__EXERCISE PROMPT__
The records below are made of lines; count those holding the word "hình" and give the number only.

-- begin INPUT FOR THIS TASK --

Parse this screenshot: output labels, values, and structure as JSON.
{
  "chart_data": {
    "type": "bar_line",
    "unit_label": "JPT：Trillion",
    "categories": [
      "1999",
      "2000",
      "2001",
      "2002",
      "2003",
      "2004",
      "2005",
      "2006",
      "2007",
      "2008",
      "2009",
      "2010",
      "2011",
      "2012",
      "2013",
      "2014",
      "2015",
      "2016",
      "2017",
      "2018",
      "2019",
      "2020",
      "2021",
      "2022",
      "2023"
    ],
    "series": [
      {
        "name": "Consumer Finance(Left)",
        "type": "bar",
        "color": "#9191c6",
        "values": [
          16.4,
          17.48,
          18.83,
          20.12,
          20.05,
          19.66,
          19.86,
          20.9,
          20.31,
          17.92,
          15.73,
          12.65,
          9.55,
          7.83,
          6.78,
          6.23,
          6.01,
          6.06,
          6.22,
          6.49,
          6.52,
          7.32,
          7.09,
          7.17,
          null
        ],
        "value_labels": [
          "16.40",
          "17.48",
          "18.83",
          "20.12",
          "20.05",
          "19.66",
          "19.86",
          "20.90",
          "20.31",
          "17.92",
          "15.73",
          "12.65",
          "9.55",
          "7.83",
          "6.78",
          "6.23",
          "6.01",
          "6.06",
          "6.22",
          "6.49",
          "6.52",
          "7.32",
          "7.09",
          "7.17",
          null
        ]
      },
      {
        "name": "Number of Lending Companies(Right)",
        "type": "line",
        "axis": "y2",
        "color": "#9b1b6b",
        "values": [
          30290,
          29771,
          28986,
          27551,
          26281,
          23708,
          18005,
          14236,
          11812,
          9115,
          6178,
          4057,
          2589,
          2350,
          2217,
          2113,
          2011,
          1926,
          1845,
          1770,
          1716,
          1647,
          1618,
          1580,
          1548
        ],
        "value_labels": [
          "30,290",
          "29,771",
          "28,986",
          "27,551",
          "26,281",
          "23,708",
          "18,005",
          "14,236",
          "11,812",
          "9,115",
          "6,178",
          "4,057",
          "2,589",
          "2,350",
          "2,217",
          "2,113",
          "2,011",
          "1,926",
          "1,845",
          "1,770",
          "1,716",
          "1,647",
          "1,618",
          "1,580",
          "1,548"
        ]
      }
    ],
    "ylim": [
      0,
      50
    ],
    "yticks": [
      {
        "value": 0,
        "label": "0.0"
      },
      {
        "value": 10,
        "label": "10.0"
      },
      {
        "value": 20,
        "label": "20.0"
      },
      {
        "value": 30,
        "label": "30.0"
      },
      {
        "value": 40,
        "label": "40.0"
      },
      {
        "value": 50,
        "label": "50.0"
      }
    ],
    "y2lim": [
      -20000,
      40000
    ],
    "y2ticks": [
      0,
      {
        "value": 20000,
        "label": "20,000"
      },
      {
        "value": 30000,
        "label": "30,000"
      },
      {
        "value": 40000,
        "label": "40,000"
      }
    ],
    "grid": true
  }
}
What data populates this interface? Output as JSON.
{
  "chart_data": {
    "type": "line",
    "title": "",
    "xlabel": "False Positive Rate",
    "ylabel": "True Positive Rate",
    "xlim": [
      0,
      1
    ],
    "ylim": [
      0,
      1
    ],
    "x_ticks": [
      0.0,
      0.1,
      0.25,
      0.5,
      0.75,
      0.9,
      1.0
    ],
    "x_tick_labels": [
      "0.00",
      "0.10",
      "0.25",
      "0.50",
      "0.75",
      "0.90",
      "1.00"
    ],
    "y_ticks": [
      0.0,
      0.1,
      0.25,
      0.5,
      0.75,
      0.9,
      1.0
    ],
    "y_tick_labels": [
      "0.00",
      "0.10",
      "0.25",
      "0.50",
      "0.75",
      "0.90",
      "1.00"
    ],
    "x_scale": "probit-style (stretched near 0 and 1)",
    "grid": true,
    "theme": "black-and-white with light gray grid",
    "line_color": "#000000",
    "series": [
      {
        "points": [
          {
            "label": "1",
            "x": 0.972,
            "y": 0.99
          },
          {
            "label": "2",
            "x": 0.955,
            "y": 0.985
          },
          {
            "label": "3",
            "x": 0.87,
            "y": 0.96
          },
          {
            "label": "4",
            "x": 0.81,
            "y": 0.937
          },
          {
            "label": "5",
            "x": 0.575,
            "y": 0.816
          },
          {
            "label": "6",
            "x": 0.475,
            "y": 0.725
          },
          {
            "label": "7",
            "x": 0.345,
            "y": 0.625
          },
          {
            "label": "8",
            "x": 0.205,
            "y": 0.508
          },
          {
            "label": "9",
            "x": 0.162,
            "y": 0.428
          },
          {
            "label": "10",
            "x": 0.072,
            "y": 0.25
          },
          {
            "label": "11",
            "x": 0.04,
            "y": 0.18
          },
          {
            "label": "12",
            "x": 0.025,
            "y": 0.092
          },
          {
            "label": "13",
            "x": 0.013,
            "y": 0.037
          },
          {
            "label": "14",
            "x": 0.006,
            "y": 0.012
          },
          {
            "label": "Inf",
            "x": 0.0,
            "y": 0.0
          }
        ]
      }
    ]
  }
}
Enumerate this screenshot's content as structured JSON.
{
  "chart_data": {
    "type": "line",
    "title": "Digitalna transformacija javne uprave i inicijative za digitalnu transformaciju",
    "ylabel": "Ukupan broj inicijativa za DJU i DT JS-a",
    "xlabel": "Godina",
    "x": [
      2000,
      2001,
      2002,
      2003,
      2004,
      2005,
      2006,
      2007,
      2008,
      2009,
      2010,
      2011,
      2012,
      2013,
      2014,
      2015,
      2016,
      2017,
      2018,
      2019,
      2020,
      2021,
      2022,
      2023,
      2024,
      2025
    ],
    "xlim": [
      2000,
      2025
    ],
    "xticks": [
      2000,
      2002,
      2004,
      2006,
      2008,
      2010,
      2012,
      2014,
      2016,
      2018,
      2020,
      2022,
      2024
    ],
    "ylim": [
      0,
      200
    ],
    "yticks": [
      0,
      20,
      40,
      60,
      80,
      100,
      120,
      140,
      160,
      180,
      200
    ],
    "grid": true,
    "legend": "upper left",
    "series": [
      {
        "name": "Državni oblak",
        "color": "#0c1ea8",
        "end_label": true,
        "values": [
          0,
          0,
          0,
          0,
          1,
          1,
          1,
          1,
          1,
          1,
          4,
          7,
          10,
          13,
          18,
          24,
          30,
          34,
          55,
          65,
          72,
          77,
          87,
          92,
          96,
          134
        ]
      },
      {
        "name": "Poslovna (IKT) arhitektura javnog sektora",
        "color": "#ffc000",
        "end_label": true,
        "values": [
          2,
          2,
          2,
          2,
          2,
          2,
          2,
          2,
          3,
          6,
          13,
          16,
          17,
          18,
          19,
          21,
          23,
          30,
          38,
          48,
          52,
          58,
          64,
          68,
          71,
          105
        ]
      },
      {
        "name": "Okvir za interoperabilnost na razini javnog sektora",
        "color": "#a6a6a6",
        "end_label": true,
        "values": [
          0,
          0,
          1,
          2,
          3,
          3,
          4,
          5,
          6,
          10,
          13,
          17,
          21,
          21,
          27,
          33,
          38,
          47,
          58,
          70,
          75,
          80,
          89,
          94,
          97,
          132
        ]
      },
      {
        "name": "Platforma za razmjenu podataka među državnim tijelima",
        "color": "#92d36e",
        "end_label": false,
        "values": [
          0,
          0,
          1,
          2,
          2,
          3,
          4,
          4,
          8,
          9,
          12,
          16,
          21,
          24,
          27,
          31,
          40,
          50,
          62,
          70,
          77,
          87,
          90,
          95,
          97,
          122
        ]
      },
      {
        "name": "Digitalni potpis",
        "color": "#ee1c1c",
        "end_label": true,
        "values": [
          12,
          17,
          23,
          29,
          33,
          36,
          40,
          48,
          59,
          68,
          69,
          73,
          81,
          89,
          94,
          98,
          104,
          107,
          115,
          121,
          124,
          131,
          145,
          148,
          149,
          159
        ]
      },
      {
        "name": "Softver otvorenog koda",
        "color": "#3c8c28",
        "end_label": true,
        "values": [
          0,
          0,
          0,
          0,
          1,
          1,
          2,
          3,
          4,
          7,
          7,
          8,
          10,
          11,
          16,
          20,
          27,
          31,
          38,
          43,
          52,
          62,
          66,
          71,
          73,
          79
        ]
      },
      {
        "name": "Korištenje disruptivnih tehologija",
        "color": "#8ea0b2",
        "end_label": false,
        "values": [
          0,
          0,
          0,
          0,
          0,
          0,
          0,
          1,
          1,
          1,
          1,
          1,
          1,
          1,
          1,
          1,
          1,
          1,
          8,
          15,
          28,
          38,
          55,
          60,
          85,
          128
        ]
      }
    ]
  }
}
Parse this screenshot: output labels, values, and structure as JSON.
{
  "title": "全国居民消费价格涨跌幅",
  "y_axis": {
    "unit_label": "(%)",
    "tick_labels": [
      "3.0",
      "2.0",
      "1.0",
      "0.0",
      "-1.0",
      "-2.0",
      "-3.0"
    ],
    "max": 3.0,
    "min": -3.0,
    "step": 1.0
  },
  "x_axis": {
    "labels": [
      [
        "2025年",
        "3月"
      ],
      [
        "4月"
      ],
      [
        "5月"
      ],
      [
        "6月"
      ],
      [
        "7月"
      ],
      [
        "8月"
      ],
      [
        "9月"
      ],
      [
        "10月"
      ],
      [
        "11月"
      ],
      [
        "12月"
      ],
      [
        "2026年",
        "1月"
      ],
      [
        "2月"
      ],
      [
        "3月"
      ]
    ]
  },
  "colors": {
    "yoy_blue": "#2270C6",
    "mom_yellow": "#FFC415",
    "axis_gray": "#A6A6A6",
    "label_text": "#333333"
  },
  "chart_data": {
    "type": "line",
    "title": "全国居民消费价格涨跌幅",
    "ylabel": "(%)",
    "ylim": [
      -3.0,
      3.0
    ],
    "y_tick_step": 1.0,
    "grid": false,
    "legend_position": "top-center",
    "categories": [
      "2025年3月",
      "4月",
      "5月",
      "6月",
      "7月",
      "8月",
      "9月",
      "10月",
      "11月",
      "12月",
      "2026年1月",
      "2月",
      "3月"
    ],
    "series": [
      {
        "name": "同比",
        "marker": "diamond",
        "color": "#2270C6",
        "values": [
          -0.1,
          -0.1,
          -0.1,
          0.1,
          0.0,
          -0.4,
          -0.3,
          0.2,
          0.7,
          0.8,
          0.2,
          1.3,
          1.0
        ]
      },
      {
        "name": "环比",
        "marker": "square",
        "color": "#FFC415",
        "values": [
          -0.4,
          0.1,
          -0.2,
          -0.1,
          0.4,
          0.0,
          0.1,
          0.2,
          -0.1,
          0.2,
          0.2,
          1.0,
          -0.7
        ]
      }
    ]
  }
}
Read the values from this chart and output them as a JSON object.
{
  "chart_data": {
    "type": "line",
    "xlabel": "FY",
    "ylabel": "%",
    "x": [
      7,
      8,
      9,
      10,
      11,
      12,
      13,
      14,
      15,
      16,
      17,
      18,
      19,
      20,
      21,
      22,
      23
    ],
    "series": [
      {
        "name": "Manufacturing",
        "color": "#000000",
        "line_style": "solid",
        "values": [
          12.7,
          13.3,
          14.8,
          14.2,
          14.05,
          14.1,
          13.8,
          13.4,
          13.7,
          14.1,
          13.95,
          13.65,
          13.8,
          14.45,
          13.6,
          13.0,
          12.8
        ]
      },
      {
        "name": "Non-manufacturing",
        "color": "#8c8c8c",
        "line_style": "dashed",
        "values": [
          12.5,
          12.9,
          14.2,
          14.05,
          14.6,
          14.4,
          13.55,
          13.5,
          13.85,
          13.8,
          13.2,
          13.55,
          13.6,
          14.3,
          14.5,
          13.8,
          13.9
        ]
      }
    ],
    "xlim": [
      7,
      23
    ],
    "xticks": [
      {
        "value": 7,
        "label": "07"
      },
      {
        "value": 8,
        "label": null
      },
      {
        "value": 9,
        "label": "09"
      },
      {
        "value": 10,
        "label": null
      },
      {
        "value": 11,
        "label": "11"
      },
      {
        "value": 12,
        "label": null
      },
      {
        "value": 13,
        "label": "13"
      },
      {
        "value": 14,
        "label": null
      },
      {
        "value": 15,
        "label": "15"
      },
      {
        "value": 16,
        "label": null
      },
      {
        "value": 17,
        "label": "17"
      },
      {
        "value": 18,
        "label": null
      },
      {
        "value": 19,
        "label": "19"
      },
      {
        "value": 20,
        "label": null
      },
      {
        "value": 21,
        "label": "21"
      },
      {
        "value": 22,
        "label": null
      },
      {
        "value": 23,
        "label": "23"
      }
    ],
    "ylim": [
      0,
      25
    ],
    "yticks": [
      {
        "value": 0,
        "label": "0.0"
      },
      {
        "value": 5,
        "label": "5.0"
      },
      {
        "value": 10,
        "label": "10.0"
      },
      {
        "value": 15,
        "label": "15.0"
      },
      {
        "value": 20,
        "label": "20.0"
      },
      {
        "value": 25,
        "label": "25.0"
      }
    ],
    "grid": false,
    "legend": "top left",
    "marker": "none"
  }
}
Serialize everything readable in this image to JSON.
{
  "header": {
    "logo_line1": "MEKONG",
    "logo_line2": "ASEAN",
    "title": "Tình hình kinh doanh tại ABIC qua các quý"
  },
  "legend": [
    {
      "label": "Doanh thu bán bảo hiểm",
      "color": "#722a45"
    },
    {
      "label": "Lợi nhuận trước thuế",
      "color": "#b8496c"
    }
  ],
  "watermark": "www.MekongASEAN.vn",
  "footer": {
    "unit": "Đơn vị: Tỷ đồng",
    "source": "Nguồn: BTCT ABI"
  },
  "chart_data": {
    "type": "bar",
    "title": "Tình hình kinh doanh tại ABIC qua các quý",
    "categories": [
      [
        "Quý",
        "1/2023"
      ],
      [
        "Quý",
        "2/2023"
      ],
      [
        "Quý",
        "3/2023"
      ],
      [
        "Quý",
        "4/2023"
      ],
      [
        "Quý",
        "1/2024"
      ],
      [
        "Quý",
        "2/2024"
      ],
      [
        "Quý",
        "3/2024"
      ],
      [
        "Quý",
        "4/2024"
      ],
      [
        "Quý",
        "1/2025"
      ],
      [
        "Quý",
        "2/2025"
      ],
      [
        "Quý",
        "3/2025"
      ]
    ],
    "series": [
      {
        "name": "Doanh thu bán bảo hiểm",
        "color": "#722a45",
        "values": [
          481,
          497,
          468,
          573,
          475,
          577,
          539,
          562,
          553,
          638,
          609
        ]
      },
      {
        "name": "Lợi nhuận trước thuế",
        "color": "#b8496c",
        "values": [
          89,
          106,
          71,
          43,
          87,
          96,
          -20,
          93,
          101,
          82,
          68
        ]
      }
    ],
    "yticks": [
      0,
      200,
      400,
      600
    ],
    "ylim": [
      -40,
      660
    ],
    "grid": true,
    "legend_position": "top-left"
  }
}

-- end INPUT FOR THIS TASK --

__FULL RESPONSE__
2